__Material provided__
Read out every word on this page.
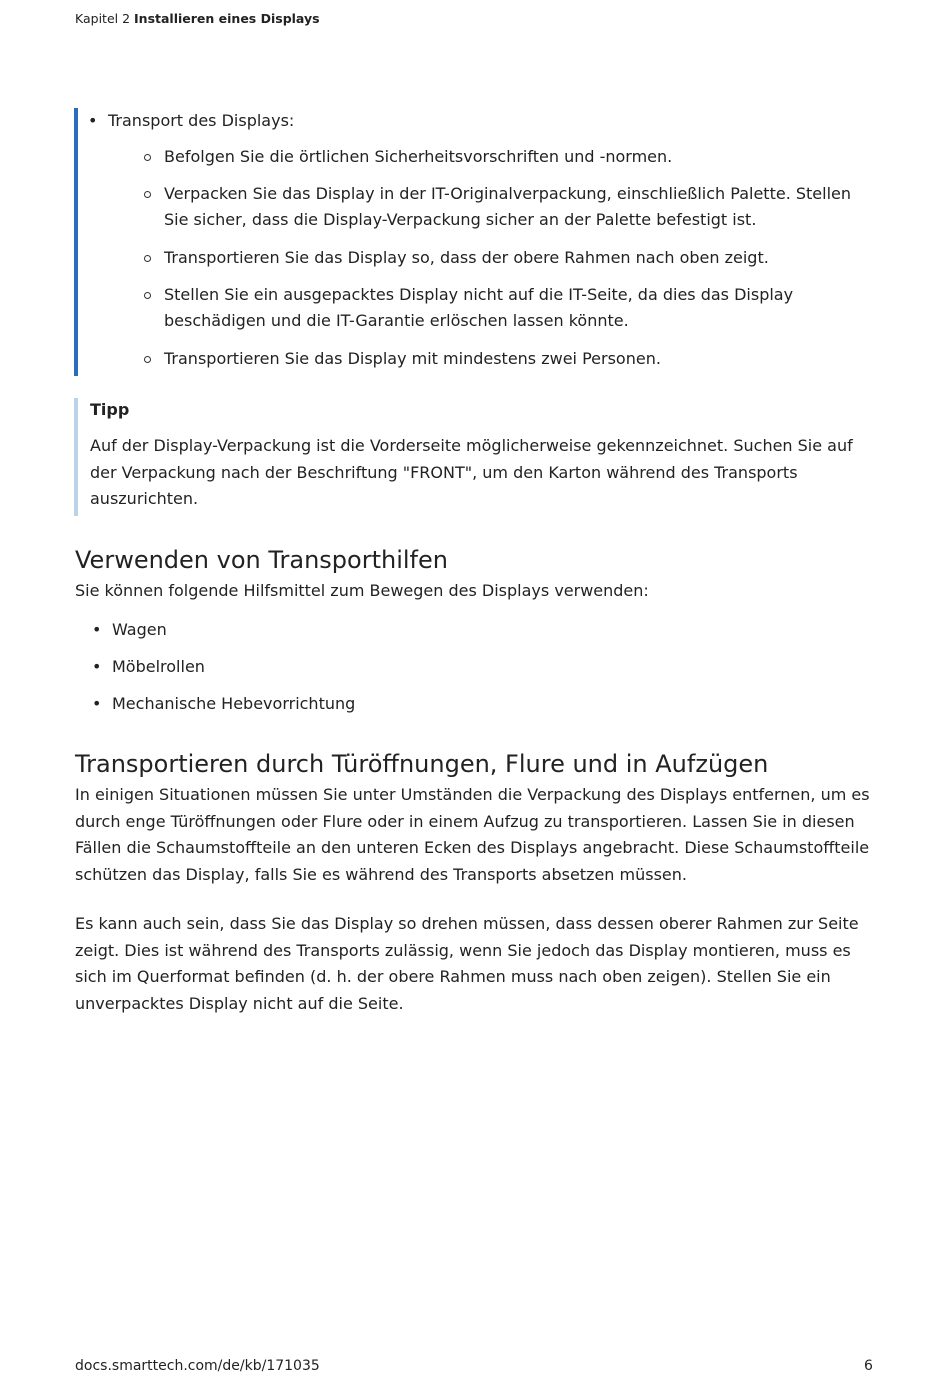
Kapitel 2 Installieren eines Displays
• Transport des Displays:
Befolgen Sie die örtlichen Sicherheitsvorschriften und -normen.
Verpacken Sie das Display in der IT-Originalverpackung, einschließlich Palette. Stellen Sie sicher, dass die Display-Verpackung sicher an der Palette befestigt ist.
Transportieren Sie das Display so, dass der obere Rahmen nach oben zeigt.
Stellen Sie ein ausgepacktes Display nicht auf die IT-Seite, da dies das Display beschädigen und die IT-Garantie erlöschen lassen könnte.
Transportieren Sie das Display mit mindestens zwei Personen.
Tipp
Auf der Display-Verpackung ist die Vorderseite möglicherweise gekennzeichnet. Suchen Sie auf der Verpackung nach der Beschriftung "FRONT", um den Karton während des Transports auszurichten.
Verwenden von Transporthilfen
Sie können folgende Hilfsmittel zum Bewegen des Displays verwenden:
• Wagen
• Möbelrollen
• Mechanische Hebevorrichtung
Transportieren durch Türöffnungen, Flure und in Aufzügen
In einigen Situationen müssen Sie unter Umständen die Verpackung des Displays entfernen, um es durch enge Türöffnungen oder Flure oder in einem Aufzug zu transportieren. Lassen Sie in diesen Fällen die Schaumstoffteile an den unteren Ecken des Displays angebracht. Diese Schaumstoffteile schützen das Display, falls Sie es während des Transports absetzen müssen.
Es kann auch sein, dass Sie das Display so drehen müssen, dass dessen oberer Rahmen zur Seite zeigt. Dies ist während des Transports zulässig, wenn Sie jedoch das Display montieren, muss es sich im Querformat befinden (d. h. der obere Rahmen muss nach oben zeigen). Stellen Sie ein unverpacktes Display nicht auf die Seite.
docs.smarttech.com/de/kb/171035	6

__Required task__
List all lines above in which the string "zeigt" appears.

__Answer to the problem__
Transportieren Sie das Display so, dass der obere Rahmen nach oben zeigt.
Es kann auch sein, dass Sie das Display so drehen müssen, dass dessen oberer Rahmen zur Seite zeigt. Dies ist während des Transports zulässig, wenn Sie jedoch das Display montieren, muss es sich im Querformat befinden (d. h. der obere Rahmen muss nach oben zeigen). Stellen Sie ein unverpacktes Display nicht auf die Seite.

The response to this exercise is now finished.